'''

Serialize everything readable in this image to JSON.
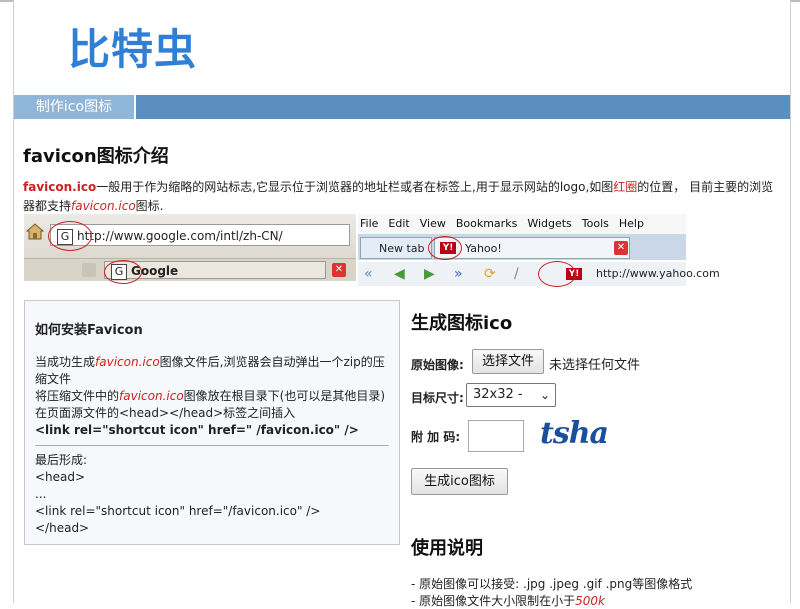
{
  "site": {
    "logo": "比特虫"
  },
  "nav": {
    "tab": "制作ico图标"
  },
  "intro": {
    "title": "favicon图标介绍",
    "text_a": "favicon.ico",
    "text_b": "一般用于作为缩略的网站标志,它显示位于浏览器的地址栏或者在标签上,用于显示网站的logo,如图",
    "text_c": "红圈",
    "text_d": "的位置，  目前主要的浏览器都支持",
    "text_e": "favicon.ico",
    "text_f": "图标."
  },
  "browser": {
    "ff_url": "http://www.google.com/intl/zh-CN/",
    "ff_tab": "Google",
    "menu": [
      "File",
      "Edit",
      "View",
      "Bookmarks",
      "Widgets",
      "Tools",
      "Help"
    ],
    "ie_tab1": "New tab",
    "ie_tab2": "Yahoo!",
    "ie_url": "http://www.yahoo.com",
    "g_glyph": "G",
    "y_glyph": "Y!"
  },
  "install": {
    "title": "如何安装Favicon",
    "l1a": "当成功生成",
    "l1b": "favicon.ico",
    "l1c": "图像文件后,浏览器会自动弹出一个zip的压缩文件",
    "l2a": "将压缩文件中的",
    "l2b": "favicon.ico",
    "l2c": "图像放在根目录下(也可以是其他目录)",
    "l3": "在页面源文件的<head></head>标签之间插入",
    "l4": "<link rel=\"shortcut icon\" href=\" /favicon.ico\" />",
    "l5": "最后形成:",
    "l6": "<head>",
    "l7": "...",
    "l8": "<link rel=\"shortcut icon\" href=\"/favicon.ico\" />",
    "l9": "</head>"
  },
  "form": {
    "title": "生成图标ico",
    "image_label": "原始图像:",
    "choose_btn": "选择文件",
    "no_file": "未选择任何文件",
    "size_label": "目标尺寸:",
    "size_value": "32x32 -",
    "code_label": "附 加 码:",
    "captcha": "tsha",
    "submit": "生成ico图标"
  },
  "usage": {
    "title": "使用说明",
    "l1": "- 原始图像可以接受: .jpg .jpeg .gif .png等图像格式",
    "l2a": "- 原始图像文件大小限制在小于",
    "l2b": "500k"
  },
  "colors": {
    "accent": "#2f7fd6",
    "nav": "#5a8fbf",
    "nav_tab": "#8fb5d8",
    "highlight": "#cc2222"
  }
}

'''
'''

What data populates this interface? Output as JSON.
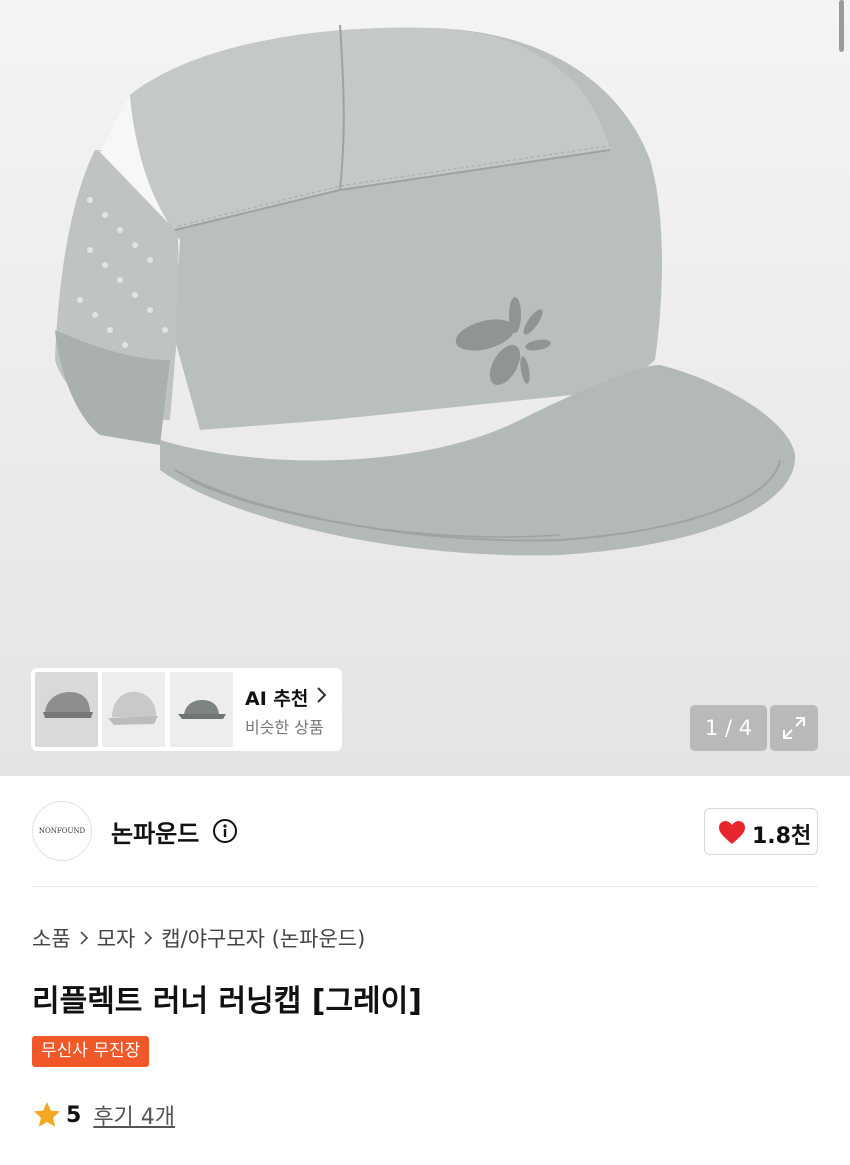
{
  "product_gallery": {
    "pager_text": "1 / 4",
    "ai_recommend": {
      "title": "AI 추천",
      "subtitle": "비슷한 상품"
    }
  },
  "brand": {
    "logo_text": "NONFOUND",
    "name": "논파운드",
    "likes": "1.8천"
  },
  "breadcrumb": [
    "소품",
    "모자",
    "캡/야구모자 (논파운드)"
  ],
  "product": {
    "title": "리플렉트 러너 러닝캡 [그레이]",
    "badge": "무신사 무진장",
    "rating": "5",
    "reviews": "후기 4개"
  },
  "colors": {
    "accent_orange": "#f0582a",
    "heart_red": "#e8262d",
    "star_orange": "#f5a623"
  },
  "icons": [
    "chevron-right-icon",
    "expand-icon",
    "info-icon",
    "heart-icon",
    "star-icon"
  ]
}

'''

• What needs to be done
Identify how many lines in the entries above contain the word "href" and provide only that figure.

• Result of this task
2